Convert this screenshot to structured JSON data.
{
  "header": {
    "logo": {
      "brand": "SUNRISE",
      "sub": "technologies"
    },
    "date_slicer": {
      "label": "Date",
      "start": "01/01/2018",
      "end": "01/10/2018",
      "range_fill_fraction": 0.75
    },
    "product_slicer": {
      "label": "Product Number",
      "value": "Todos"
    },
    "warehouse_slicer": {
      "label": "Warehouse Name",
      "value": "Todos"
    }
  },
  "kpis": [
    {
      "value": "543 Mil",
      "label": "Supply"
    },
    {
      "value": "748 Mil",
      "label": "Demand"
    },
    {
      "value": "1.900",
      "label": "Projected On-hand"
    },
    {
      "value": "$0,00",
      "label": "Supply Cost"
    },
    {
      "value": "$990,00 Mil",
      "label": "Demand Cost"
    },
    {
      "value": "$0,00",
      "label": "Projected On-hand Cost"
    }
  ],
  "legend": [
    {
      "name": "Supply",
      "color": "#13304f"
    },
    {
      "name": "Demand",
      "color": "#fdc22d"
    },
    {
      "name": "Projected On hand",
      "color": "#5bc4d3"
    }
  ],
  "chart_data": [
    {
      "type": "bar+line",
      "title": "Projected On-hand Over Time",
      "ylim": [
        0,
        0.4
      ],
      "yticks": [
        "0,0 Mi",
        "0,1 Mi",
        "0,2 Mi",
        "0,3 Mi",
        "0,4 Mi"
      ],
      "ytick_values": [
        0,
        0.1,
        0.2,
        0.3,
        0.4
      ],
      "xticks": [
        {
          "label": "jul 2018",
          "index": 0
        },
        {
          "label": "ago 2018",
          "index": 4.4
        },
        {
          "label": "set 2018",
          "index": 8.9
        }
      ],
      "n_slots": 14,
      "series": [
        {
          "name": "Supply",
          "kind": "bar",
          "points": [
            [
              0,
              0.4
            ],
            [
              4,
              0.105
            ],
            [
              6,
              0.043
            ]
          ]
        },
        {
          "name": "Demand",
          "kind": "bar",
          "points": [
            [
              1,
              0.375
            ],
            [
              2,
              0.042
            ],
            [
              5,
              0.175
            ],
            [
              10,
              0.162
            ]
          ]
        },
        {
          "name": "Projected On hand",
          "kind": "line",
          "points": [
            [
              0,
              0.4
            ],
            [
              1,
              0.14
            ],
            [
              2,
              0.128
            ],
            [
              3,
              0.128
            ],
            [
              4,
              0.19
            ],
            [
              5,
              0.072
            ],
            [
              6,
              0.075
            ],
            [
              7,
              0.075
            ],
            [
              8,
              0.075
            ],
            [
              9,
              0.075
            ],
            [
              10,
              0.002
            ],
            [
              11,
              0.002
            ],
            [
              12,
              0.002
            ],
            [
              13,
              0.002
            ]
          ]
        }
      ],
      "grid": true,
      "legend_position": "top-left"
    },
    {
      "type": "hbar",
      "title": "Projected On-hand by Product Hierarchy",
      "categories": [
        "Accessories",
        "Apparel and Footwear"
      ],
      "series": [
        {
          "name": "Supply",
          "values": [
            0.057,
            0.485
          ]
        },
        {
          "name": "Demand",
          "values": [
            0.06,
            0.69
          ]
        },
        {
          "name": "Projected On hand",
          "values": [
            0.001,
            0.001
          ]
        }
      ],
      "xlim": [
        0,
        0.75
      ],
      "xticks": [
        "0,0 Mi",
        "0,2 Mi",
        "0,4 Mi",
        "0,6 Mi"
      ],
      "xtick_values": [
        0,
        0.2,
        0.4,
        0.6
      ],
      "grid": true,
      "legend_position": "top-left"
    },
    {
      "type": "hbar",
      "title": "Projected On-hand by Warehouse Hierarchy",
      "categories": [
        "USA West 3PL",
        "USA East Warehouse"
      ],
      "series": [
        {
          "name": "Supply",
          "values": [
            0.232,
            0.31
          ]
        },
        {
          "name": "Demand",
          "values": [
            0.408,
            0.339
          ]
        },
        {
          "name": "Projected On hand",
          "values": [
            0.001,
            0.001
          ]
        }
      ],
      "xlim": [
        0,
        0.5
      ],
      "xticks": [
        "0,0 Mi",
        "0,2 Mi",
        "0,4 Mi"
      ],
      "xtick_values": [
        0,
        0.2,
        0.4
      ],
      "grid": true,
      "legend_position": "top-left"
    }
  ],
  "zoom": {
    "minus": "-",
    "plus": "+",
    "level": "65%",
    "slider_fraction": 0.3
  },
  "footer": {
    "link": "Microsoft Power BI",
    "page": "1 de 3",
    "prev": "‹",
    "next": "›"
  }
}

__AIM OF THE EXERCISE__. Write out every line exactly as it stands.

__ANSWER IN FULL__.
Convert this screenshot to structured JSON data.
{
  "header": {
    "logo": {
      "brand": "SUNRISE",
      "sub": "technologies"
    },
    "date_slicer": {
      "label": "Date",
      "start": "01/01/2018",
      "end": "01/10/2018",
      "range_fill_fraction": 0.75
    },
    "product_slicer": {
      "label": "Product Number",
      "value": "Todos"
    },
    "warehouse_slicer": {
      "label": "Warehouse Name",
      "value": "Todos"
    }
  },
  "kpis": [
    {
      "value": "543 Mil",
      "label": "Supply"
    },
    {
      "value": "748 Mil",
      "label": "Demand"
    },
    {
      "value": "1.900",
      "label": "Projected On-hand"
    },
    {
      "value": "$0,00",
      "label": "Supply Cost"
    },
    {
      "value": "$990,00 Mil",
      "label": "Demand Cost"
    },
    {
      "value": "$0,00",
      "label": "Projected On-hand Cost"
    }
  ],
  "legend": [
    {
      "name": "Supply",
      "color": "#13304f"
    },
    {
      "name": "Demand",
      "color": "#fdc22d"
    },
    {
      "name": "Projected On hand",
      "color": "#5bc4d3"
    }
  ],
  "chart_data": [
    {
      "type": "bar+line",
      "title": "Projected On-hand Over Time",
      "ylim": [
        0,
        0.4
      ],
      "yticks": [
        "0,0 Mi",
        "0,1 Mi",
        "0,2 Mi",
        "0,3 Mi",
        "0,4 Mi"
      ],
      "ytick_values": [
        0,
        0.1,
        0.2,
        0.3,
        0.4
      ],
      "xticks": [
        {
          "label": "jul 2018",
          "index": 0
        },
        {
          "label": "ago 2018",
          "index": 4.4
        },
        {
          "label": "set 2018",
          "index": 8.9
        }
      ],
      "n_slots": 14,
      "series": [
        {
          "name": "Supply",
          "kind": "bar",
          "points": [
            [
              0,
              0.4
            ],
            [
              4,
              0.105
            ],
            [
              6,
              0.043
            ]
          ]
        },
        {
          "name": "Demand",
          "kind": "bar",
          "points": [
            [
              1,
              0.375
            ],
            [
              2,
              0.042
            ],
            [
              5,
              0.175
            ],
            [
              10,
              0.162
            ]
          ]
        },
        {
          "name": "Projected On hand",
          "kind": "line",
          "points": [
            [
              0,
              0.4
            ],
            [
              1,
              0.14
            ],
            [
              2,
              0.128
            ],
            [
              3,
              0.128
            ],
            [
              4,
              0.19
            ],
            [
              5,
              0.072
            ],
            [
              6,
              0.075
            ],
            [
              7,
              0.075
            ],
            [
              8,
              0.075
            ],
            [
              9,
              0.075
            ],
            [
              10,
              0.002
            ],
            [
              11,
              0.002
            ],
            [
              12,
              0.002
            ],
            [
              13,
              0.002
            ]
          ]
        }
      ],
      "grid": true,
      "legend_position": "top-left"
    },
    {
      "type": "hbar",
      "title": "Projected On-hand by Product Hierarchy",
      "categories": [
        "Accessories",
        "Apparel and Footwear"
      ],
      "series": [
        {
          "name": "Supply",
          "values": [
            0.057,
            0.485
          ]
        },
        {
          "name": "Demand",
          "values": [
            0.06,
            0.69
          ]
        },
        {
          "name": "Projected On hand",
          "values": [
            0.001,
            0.001
          ]
        }
      ],
      "xlim": [
        0,
        0.75
      ],
      "xticks": [
        "0,0 Mi",
        "0,2 Mi",
        "0,4 Mi",
        "0,6 Mi"
      ],
      "xtick_values": [
        0,
        0.2,
        0.4,
        0.6
      ],
      "grid": true,
      "legend_position": "top-left"
    },
    {
      "type": "hbar",
      "title": "Projected On-hand by Warehouse Hierarchy",
      "categories": [
        "USA West 3PL",
        "USA East Warehouse"
      ],
      "series": [
        {
          "name": "Supply",
          "values": [
            0.232,
            0.31
          ]
        },
        {
          "name": "Demand",
          "values": [
            0.408,
            0.339
          ]
        },
        {
          "name": "Projected On hand",
          "values": [
            0.001,
            0.001
          ]
        }
      ],
      "xlim": [
        0,
        0.5
      ],
      "xticks": [
        "0,0 Mi",
        "0,2 Mi",
        "0,4 Mi"
      ],
      "xtick_values": [
        0,
        0.2,
        0.4
      ],
      "grid": true,
      "legend_position": "top-left"
    }
  ],
  "zoom": {
    "minus": "-",
    "plus": "+",
    "level": "65%",
    "slider_fraction": 0.3
  },
  "footer": {
    "link": "Microsoft Power BI",
    "page": "1 de 3",
    "prev": "‹",
    "next": "›"
  }
}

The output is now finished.